CHALLENGE —
Tally the lines holding the string "функции" and reply with that number alone.

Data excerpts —

· · · · ·

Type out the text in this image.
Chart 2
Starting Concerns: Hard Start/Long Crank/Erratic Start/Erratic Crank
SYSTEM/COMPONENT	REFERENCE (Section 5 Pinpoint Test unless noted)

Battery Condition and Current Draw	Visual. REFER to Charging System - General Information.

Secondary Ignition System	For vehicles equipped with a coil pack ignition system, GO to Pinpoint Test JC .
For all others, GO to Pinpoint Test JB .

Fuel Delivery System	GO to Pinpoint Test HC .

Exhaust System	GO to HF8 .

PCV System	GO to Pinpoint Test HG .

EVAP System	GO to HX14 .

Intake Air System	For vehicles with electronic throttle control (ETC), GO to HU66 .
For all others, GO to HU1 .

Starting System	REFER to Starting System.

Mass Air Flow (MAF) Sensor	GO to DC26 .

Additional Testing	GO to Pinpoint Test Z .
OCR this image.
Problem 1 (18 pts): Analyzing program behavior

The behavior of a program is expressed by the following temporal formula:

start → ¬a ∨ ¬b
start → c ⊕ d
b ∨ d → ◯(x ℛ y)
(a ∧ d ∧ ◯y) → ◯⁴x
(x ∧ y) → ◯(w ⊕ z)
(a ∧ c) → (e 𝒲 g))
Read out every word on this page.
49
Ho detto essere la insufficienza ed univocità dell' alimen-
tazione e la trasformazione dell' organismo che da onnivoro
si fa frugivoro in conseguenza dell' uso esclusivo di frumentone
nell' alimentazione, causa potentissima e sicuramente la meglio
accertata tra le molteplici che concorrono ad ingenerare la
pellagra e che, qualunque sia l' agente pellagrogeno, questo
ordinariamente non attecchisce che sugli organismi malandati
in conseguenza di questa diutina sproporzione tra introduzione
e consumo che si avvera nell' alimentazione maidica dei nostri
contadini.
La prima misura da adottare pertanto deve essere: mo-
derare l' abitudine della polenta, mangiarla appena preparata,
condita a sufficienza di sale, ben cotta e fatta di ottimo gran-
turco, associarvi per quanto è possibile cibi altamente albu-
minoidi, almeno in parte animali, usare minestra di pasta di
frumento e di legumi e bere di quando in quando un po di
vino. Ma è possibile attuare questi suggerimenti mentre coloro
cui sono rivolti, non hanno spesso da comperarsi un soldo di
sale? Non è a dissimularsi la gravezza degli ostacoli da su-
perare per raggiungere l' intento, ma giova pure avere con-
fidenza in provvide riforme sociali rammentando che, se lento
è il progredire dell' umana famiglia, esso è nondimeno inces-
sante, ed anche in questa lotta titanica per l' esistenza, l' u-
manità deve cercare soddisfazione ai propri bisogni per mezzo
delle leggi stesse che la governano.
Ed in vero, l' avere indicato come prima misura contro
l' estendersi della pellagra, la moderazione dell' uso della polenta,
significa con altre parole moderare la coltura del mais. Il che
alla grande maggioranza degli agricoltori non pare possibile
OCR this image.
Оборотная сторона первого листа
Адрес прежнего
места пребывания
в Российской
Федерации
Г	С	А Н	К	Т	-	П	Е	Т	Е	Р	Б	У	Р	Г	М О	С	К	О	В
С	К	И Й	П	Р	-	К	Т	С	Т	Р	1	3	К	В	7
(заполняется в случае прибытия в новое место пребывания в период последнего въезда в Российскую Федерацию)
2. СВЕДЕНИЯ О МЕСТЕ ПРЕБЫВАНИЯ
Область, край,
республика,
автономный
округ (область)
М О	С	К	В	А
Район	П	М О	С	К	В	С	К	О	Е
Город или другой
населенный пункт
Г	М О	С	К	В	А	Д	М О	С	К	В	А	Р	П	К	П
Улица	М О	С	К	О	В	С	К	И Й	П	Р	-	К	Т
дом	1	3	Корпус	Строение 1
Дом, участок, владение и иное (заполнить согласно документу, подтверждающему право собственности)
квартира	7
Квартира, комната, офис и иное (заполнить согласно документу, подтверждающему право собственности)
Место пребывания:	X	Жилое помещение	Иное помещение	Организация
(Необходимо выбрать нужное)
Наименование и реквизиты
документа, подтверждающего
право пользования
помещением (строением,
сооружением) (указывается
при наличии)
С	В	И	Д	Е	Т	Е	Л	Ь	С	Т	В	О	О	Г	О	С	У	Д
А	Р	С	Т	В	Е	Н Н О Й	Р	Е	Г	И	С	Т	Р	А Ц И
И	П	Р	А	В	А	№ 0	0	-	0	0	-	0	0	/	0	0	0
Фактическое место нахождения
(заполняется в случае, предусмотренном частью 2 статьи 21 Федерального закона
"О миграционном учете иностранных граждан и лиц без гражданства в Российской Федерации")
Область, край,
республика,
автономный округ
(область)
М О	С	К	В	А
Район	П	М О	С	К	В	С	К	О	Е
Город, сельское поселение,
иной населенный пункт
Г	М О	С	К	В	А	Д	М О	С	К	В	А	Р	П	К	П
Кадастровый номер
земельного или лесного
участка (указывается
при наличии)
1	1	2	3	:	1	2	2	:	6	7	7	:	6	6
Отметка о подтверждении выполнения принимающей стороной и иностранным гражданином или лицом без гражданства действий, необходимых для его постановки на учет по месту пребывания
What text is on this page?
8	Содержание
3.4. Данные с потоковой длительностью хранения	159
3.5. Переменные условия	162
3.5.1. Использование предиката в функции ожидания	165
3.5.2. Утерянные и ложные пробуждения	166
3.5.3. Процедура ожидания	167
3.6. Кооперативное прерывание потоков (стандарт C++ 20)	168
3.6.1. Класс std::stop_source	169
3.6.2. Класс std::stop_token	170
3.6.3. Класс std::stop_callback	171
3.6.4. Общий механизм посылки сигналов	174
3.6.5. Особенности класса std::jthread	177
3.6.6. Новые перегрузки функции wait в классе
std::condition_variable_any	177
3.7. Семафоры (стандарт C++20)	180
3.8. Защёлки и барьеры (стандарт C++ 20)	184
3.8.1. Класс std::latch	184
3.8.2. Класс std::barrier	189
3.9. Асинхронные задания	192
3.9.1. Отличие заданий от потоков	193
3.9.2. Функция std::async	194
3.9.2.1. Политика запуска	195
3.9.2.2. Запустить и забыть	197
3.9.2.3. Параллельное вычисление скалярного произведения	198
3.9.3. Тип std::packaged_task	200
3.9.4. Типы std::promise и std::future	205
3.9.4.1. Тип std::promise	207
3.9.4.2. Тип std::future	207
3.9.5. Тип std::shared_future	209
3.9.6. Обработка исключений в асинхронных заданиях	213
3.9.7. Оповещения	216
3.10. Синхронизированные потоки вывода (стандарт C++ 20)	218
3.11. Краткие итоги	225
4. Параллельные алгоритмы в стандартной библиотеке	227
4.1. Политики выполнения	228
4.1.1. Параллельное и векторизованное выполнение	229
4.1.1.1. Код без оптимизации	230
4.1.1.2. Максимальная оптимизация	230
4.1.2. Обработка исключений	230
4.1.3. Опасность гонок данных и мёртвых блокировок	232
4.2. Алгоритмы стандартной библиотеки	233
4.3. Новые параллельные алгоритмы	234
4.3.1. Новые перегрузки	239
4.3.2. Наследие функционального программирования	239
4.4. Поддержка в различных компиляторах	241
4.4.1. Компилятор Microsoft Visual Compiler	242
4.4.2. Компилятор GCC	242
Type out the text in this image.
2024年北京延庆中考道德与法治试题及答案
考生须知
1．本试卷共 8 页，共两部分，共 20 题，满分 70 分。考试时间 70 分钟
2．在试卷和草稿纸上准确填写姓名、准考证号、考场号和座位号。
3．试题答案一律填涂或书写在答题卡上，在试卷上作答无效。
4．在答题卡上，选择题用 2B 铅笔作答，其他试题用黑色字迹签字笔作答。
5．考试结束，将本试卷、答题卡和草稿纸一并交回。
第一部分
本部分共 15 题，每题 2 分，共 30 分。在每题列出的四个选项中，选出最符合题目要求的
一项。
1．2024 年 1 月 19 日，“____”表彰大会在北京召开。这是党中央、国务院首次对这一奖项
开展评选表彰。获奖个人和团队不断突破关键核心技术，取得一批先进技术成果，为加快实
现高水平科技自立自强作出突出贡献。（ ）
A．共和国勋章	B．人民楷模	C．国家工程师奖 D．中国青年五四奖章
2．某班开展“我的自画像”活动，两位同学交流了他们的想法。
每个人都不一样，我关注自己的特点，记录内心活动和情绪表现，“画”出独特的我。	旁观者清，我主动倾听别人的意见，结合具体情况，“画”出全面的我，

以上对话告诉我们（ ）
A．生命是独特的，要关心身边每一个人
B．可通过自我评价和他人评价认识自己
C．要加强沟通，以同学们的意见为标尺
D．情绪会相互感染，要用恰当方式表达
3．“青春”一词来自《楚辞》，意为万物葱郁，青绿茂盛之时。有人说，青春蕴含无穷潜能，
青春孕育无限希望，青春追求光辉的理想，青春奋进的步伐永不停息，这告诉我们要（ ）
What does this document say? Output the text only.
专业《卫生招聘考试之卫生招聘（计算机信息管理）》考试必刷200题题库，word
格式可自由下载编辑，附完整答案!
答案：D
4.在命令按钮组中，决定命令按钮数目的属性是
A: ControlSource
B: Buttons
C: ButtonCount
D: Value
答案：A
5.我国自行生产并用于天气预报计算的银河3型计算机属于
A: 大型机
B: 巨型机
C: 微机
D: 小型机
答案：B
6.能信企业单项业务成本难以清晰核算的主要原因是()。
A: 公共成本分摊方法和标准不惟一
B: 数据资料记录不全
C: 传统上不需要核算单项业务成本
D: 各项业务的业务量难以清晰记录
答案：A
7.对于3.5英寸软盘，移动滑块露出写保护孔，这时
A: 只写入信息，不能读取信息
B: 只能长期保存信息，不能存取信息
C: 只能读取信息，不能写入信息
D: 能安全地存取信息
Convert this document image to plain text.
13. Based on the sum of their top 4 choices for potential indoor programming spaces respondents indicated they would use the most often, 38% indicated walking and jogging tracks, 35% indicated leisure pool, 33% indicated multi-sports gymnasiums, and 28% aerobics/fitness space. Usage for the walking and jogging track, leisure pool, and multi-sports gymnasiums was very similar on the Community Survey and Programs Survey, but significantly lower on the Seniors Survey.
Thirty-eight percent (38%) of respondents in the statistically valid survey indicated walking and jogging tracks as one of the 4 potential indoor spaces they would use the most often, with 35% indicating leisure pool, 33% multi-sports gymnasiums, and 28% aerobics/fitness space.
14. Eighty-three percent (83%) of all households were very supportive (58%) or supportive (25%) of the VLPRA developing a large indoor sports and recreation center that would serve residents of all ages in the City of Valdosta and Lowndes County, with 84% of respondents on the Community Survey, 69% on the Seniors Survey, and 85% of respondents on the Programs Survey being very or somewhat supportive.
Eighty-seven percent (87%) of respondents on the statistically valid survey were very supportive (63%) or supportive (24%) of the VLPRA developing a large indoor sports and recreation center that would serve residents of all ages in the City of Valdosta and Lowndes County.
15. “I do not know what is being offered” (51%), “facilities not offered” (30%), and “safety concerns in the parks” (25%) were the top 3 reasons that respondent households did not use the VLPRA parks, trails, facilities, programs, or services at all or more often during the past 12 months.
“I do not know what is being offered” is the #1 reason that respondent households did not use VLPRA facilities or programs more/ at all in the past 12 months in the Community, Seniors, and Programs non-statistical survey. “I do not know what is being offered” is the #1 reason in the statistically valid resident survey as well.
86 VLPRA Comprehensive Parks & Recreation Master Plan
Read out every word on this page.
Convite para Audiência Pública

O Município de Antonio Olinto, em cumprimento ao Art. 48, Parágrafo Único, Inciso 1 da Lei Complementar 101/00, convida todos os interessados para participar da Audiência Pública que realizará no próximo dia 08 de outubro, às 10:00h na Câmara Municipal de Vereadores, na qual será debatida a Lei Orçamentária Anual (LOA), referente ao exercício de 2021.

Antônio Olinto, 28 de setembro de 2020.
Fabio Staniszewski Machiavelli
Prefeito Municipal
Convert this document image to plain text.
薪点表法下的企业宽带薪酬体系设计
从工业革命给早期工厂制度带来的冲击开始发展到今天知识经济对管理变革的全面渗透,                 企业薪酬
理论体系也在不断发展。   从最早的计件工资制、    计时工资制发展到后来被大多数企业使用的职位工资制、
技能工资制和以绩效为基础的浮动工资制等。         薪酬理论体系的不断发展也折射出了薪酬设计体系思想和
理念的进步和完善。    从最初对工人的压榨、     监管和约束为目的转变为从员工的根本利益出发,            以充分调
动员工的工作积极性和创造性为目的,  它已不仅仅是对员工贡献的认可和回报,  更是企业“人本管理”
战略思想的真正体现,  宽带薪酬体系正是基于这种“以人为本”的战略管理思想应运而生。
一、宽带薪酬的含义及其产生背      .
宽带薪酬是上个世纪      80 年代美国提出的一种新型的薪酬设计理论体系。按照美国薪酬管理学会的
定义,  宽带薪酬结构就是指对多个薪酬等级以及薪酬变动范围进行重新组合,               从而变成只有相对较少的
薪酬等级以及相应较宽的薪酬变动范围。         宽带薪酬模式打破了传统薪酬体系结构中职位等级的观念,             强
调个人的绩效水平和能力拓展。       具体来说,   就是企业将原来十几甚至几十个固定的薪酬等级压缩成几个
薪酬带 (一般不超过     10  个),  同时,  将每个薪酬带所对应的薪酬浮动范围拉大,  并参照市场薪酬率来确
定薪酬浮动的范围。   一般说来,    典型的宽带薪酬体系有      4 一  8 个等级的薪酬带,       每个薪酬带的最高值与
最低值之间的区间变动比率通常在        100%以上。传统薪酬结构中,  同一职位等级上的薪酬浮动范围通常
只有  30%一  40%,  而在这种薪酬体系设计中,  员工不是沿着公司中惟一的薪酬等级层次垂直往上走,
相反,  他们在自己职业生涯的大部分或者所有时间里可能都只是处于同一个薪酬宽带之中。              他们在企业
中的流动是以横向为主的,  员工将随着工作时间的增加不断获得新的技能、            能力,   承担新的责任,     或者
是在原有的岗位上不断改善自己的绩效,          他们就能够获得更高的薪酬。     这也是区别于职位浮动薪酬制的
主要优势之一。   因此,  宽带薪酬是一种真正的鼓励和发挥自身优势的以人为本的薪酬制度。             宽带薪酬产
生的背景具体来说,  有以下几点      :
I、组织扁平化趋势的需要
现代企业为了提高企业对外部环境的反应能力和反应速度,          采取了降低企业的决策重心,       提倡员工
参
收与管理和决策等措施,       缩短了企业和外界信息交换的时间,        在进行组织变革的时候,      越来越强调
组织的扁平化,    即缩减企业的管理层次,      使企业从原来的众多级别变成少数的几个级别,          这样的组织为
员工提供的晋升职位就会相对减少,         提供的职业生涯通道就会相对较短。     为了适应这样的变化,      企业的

· · · · ·

FINAL RESULT —
2